[Stored items]
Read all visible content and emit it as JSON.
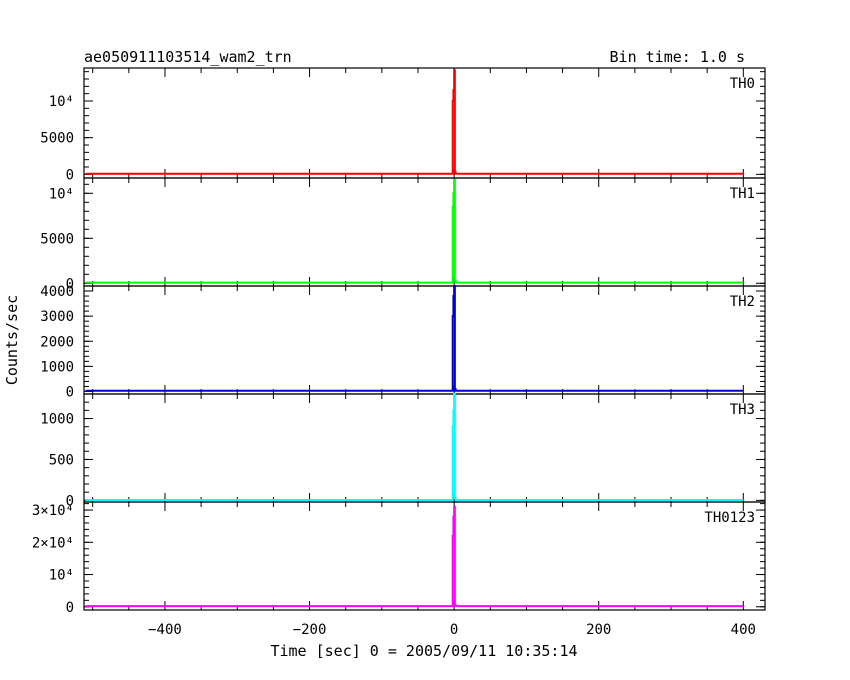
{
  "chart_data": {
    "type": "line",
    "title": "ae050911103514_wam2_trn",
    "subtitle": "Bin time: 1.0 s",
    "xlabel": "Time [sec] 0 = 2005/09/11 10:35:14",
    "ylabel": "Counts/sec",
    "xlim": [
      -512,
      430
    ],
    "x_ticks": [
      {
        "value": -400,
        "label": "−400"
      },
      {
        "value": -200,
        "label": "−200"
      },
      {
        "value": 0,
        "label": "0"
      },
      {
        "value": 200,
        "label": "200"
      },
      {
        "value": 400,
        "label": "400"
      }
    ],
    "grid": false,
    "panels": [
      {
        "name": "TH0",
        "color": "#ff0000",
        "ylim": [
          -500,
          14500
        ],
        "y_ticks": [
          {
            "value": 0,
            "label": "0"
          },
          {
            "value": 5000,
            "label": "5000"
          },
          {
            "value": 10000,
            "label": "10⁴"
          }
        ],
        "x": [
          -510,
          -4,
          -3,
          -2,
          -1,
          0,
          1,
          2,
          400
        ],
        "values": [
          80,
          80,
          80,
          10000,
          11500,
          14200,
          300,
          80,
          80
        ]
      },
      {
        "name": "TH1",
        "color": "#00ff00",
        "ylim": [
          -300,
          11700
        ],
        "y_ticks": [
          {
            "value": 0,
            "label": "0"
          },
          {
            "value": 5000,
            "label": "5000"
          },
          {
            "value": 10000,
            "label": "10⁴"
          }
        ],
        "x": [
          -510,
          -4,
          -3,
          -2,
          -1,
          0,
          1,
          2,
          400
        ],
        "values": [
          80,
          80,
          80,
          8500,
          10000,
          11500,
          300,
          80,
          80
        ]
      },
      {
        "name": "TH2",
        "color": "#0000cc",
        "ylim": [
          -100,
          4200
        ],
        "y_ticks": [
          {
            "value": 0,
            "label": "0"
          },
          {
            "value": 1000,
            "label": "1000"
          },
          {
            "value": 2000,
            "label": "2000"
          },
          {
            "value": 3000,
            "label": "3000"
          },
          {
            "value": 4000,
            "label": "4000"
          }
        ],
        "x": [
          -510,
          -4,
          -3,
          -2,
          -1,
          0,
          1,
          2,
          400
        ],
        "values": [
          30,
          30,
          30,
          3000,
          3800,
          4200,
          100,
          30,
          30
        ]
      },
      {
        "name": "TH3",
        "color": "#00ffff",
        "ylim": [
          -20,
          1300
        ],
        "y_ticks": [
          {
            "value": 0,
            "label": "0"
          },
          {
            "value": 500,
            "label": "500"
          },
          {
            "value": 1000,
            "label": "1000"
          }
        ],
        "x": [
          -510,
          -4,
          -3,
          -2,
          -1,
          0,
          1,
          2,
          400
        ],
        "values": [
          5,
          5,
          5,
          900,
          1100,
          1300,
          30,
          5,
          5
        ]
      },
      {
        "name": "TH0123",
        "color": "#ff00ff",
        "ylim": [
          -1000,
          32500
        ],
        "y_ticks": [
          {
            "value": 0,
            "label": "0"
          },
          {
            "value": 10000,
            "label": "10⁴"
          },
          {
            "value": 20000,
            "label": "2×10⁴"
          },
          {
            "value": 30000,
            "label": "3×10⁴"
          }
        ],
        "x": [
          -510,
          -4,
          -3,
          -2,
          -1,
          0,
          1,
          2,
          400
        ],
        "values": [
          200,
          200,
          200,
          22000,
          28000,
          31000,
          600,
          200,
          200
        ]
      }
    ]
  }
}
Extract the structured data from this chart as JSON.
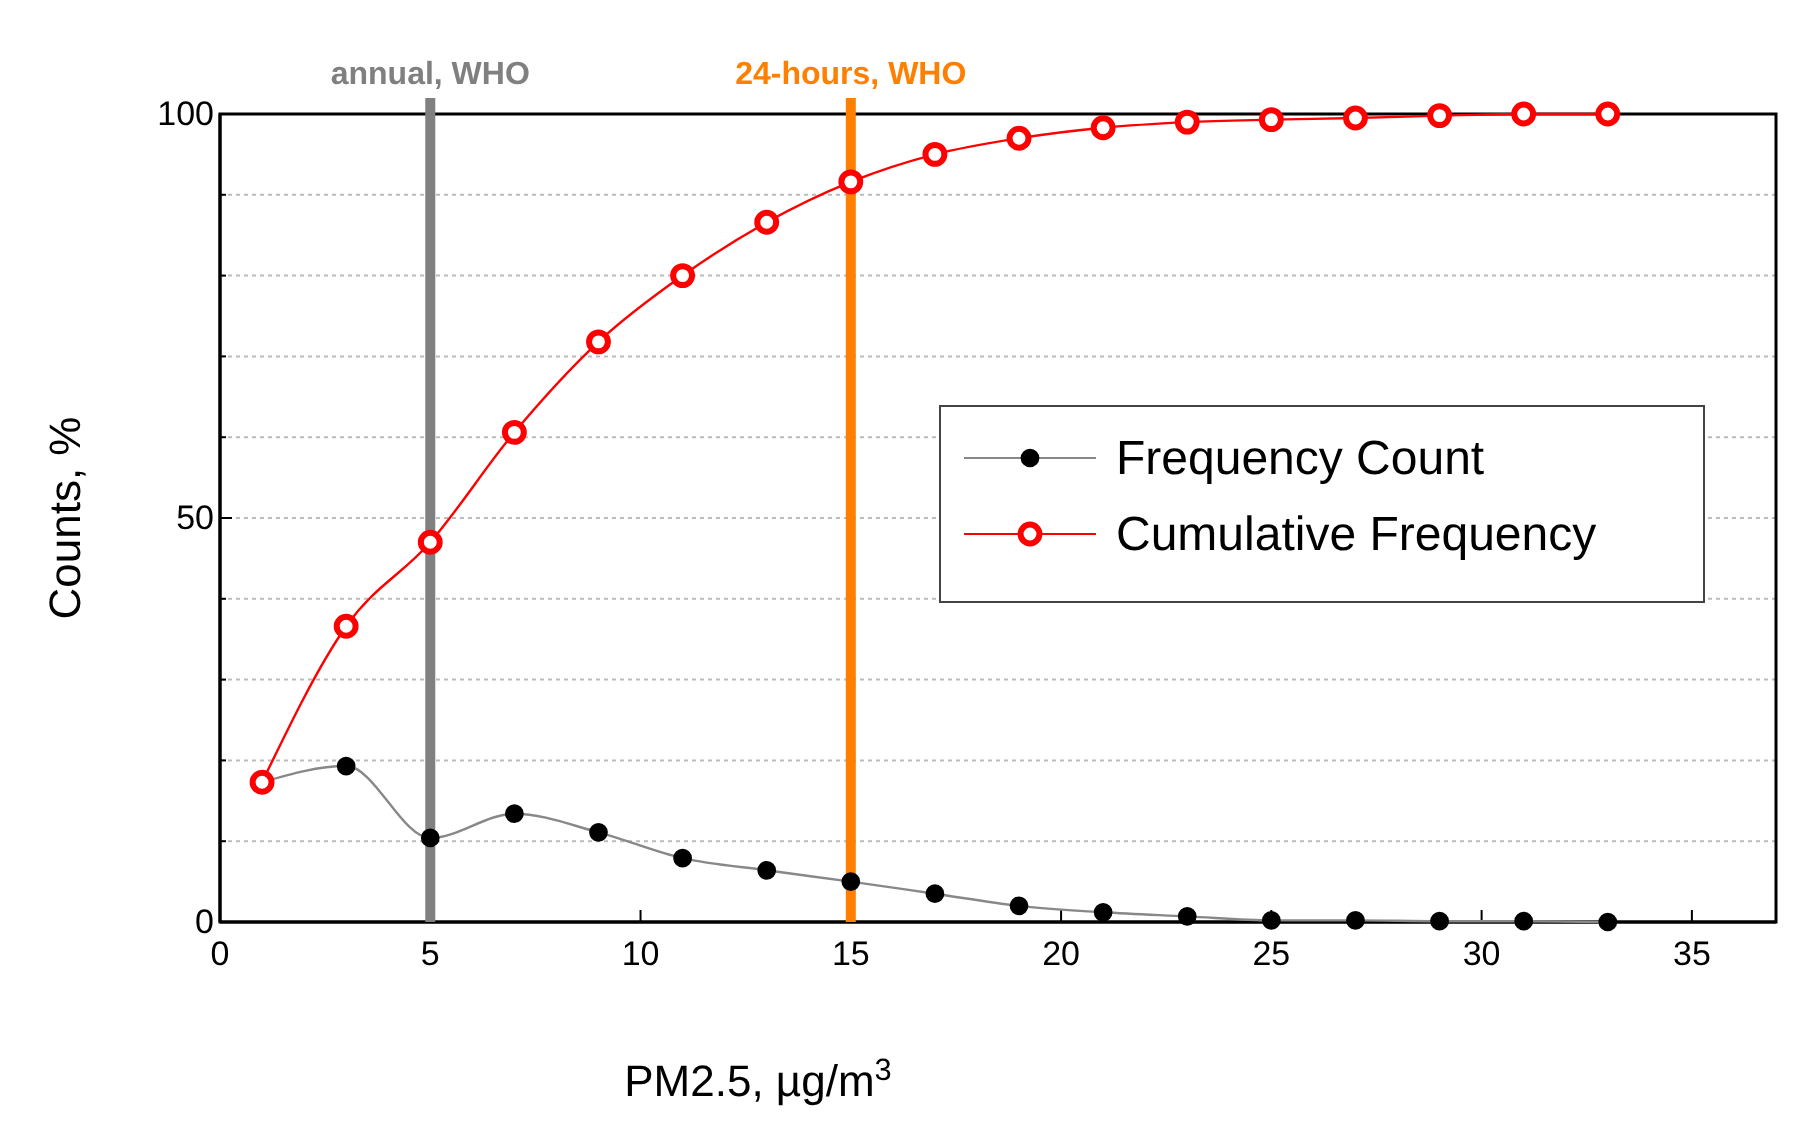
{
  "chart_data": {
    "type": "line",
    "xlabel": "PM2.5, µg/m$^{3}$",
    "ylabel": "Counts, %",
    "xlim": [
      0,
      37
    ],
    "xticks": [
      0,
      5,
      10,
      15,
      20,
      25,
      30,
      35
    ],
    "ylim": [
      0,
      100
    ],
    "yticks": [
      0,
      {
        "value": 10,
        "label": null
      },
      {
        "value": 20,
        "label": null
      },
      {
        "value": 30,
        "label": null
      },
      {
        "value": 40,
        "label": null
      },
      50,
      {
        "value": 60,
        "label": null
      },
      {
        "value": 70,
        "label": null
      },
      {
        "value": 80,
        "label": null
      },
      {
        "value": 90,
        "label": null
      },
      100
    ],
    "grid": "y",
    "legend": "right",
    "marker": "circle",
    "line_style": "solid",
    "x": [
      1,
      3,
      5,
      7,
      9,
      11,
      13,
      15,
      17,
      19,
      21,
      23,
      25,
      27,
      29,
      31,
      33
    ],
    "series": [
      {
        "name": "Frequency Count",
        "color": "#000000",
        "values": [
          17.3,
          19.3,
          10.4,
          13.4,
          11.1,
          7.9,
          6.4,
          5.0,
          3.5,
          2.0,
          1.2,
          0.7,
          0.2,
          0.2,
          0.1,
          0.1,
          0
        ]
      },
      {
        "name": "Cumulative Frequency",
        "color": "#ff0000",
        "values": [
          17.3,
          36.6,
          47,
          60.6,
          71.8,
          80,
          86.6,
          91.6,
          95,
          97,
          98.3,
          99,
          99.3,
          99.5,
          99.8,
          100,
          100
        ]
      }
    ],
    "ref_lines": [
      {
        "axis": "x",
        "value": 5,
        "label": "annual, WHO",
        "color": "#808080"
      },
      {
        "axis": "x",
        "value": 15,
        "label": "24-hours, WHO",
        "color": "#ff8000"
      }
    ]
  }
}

==

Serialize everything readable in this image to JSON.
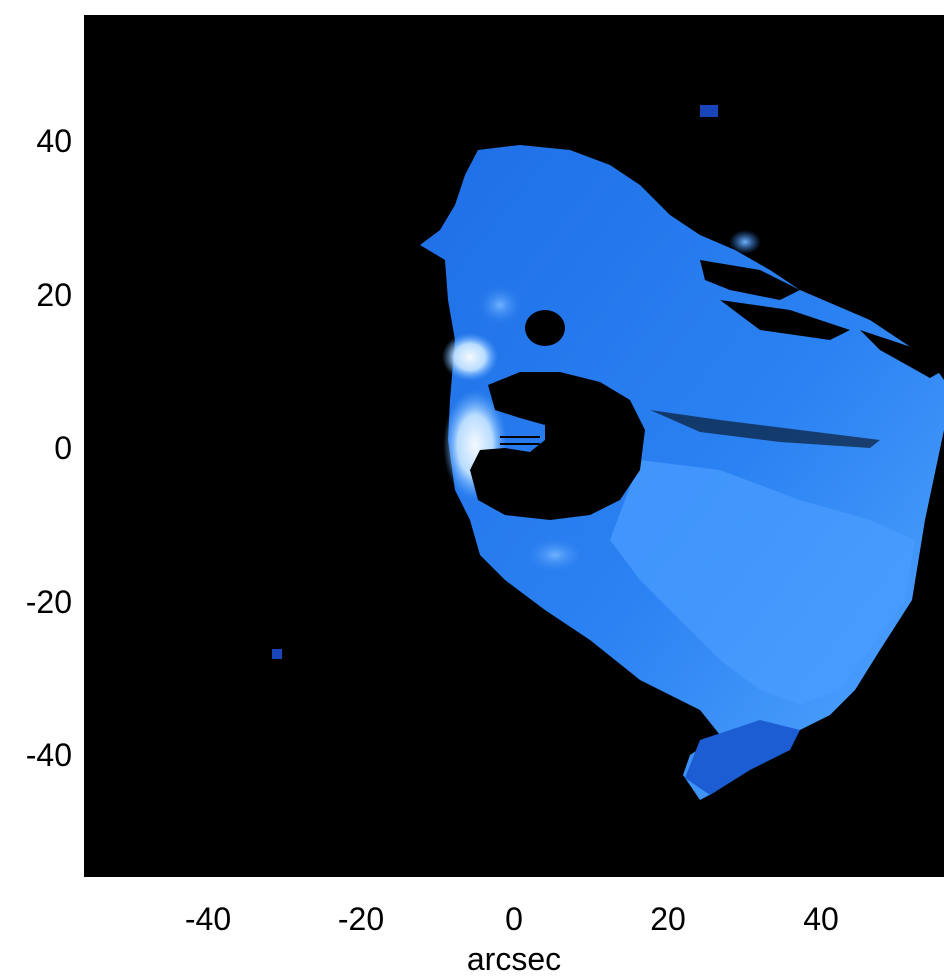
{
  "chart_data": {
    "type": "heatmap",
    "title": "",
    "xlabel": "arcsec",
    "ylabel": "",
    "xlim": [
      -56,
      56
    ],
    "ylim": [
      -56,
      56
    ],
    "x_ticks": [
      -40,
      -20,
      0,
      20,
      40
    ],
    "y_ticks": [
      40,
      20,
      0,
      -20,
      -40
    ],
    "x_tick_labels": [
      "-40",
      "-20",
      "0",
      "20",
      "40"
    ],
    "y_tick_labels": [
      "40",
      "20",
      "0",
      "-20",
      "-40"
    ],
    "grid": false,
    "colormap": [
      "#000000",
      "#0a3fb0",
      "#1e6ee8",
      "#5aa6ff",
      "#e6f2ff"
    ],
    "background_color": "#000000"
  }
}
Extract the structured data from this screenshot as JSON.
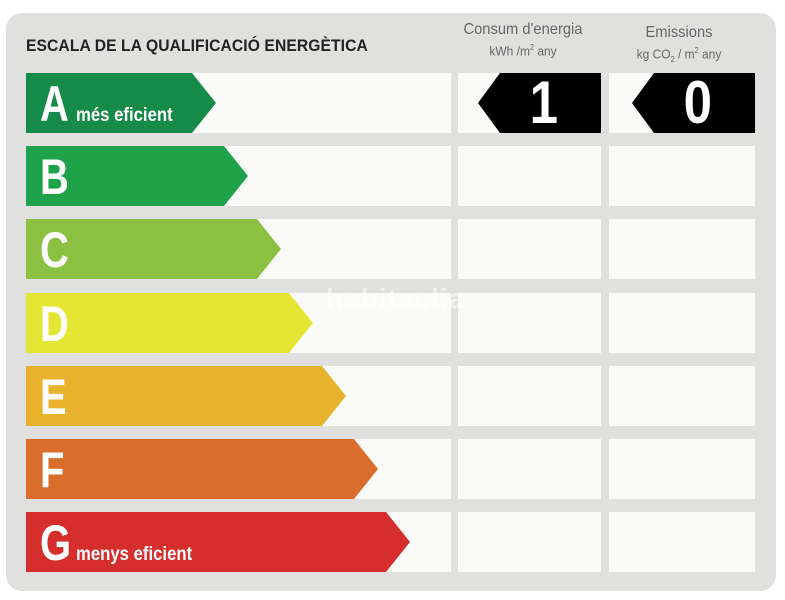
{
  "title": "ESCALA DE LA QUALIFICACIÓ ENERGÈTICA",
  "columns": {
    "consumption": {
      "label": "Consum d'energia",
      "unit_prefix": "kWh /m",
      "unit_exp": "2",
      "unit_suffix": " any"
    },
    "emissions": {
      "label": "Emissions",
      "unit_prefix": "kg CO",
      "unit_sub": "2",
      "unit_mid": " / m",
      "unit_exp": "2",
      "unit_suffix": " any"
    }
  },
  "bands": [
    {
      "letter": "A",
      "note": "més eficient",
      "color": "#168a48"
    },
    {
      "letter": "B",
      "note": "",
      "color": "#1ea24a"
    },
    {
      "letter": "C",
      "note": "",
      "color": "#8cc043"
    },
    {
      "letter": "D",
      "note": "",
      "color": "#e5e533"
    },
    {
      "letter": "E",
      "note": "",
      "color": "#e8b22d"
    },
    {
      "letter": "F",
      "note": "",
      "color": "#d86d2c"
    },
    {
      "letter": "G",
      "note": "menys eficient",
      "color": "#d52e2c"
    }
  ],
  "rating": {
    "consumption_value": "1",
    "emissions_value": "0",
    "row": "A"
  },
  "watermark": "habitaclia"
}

=== GOAL OF THE EXERCISE ===
Go through the entries above and copy every line containing "JSON".

=== FULL SOLUTION ===
Read all visible content and emit it as JSON.
Extract the structured data from this chart as JSON.
Serialize everything readable in this image to JSON.
Extract the structured data from this screenshot as JSON.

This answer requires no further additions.